---- Material for this task

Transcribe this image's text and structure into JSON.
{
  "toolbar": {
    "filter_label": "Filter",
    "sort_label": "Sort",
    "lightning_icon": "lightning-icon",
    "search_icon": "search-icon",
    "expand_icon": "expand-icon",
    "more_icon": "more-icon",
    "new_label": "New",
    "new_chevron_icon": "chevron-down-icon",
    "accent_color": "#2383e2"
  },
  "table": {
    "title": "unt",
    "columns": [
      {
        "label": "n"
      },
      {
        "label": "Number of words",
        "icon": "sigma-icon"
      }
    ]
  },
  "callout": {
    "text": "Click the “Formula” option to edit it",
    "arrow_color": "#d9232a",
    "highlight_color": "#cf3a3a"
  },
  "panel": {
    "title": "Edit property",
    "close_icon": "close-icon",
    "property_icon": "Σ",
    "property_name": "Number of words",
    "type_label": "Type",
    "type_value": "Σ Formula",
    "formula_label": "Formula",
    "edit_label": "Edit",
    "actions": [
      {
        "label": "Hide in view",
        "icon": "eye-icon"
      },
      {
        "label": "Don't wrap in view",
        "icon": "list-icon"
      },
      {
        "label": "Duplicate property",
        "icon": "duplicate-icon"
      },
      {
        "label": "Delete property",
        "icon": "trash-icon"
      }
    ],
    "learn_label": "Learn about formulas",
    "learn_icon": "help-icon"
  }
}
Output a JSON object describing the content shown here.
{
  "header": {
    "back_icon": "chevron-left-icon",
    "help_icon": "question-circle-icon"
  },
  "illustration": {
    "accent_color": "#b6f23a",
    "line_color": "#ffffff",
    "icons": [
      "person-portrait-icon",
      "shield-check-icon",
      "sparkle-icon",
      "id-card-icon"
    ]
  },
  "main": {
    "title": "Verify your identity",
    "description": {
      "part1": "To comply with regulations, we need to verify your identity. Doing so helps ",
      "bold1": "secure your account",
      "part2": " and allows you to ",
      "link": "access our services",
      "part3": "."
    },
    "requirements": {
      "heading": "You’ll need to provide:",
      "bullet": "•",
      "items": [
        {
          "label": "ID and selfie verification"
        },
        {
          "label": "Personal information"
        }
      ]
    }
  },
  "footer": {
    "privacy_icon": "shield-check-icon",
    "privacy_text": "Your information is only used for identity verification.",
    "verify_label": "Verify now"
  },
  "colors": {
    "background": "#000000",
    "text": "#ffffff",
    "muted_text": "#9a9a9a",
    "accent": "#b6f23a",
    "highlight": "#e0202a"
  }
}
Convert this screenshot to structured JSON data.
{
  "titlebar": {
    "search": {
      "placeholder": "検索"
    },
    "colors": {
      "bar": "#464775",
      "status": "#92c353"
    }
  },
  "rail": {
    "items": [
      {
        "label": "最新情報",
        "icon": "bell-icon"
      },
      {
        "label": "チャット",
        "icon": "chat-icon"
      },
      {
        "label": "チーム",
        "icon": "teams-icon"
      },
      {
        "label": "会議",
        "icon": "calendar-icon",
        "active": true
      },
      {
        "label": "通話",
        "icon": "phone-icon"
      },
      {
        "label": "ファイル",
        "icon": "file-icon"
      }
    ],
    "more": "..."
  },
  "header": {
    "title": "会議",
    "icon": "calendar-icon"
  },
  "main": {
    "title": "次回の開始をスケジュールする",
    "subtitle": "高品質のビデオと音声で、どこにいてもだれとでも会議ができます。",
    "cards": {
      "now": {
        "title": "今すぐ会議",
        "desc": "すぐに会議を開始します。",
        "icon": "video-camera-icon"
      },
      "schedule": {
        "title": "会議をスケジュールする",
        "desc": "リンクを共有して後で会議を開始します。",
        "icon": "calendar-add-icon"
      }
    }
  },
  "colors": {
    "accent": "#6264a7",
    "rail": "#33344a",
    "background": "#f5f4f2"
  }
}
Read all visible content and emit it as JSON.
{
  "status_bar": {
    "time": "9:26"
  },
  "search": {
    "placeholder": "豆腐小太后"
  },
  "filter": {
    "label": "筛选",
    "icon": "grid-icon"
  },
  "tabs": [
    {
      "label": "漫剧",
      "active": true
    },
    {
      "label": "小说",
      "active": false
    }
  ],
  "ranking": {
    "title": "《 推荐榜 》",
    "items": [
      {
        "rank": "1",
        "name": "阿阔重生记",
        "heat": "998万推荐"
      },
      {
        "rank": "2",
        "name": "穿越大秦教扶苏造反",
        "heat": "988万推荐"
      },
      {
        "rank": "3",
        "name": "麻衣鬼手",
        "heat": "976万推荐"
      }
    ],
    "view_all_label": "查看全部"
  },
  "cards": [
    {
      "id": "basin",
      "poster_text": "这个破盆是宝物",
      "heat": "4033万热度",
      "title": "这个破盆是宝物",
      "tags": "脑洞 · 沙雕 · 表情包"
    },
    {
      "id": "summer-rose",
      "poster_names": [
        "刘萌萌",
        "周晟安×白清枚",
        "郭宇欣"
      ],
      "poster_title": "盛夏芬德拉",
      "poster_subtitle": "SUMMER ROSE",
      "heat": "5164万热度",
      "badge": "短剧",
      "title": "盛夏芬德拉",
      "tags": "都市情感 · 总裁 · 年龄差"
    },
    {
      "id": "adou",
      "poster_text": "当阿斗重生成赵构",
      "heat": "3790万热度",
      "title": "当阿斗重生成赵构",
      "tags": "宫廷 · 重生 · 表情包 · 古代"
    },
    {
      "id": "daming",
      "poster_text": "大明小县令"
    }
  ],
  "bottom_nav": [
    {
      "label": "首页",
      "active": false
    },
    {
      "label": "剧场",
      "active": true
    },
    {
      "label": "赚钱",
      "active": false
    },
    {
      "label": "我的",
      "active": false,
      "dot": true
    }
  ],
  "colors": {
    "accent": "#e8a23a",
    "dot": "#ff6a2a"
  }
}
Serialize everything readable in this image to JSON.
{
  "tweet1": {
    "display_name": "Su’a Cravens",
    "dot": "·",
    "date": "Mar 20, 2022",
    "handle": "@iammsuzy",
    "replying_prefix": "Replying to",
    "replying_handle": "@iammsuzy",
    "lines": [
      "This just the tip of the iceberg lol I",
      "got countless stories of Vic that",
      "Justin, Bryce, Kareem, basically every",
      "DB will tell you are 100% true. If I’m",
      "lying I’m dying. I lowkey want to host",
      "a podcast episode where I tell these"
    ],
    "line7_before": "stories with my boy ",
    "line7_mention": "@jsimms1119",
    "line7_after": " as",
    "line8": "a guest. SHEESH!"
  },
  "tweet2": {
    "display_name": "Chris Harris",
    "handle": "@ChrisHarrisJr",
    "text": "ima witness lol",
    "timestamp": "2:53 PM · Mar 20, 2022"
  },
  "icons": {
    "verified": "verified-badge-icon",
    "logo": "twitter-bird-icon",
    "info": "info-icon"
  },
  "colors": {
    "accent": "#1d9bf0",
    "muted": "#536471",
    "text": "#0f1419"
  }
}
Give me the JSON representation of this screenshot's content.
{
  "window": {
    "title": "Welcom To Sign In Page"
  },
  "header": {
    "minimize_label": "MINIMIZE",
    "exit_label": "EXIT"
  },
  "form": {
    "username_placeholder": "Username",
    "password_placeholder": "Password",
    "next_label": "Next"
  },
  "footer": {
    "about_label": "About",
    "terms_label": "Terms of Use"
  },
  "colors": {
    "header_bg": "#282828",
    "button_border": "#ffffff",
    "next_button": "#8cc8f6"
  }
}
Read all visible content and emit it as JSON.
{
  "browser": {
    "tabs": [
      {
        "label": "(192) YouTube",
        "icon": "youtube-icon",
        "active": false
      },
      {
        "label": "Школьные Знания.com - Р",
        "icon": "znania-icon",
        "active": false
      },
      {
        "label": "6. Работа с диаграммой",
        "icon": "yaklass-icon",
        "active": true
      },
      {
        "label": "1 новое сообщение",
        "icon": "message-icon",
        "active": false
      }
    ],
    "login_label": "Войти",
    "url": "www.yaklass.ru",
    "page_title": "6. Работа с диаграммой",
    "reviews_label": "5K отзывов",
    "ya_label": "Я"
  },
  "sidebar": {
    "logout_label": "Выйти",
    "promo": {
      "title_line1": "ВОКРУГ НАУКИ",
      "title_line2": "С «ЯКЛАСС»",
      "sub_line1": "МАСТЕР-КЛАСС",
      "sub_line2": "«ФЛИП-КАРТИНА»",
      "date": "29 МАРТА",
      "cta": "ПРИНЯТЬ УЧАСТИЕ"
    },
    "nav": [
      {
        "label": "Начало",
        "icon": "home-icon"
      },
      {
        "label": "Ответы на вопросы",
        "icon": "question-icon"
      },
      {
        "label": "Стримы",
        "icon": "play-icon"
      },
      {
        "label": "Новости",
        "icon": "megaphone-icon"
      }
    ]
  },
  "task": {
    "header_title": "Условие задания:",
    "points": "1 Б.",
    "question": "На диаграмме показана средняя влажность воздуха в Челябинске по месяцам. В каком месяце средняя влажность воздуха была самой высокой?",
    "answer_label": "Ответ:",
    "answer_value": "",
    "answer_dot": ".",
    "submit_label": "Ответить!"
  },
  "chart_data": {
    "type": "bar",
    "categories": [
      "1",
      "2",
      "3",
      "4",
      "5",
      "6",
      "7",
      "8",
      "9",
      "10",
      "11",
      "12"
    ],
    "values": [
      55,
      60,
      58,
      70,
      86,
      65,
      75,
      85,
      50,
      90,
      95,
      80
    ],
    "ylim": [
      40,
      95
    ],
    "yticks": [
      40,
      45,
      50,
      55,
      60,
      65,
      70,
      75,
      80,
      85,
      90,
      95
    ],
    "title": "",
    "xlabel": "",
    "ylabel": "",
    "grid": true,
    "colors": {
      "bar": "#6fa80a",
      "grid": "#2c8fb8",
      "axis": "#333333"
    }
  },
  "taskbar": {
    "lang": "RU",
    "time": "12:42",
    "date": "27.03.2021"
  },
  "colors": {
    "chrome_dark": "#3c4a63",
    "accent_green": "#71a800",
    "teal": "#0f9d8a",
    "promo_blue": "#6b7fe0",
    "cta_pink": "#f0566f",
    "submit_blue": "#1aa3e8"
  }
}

--------

Exercise task: Report how many lines include the word "date". Give nothing but the number.

Result for this task: 3